Collection entries
######

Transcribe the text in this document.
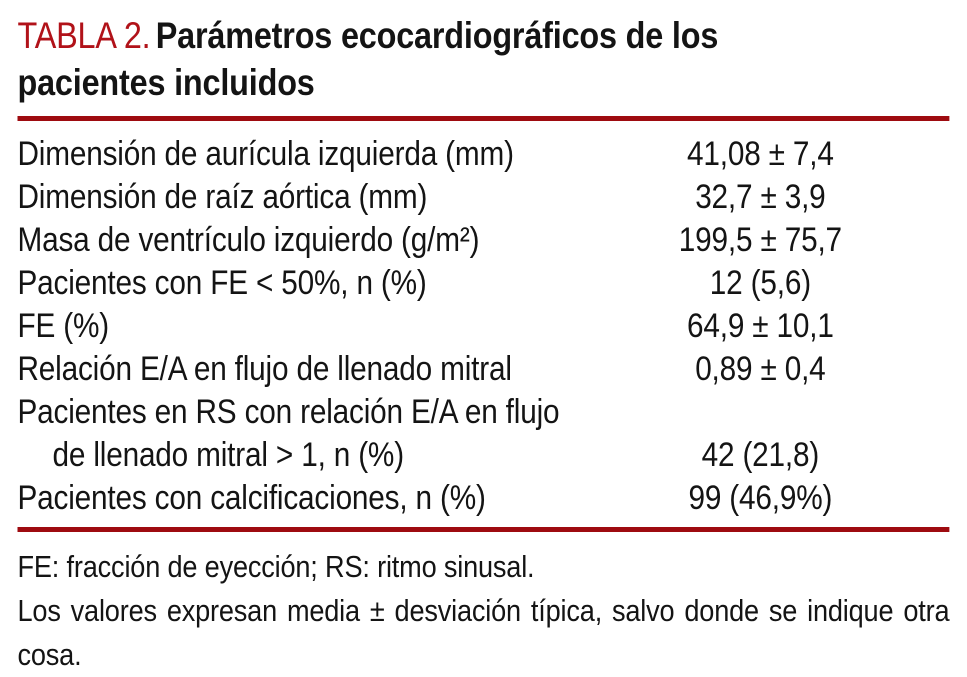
TABLA 2. Parámetros ecocardiográficos de los pacientes incluidos
Dimensión de aurícula izquierda (mm)	41,08 ± 7,4
Dimensión de raíz aórtica (mm)	32,7 ± 3,9
Masa de ventrículo izquierdo (g/m²)	199,5 ± 75,7
Pacientes con FE < 50%, n (%)	12 (5,6)
FE (%)	64,9 ± 10,1
Relación E/A en flujo de llenado mitral	0,89 ± 0,4
Pacientes en RS con relación E/A en flujo
de llenado mitral > 1, n (%)	42 (21,8)
Pacientes con calcificaciones, n (%)	99 (46,9%)
FE: fracción de eyección; RS: ritmo sinusal.
Los valores expresan media ± desviación típica, salvo donde se indique otra
cosa.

######

Identify lines with the string "flujo". Copy each one.

● **In response**
Relación E/A en flujo de llenado mitral	0,89 ± 0,4
Pacientes en RS con relación E/A en flujo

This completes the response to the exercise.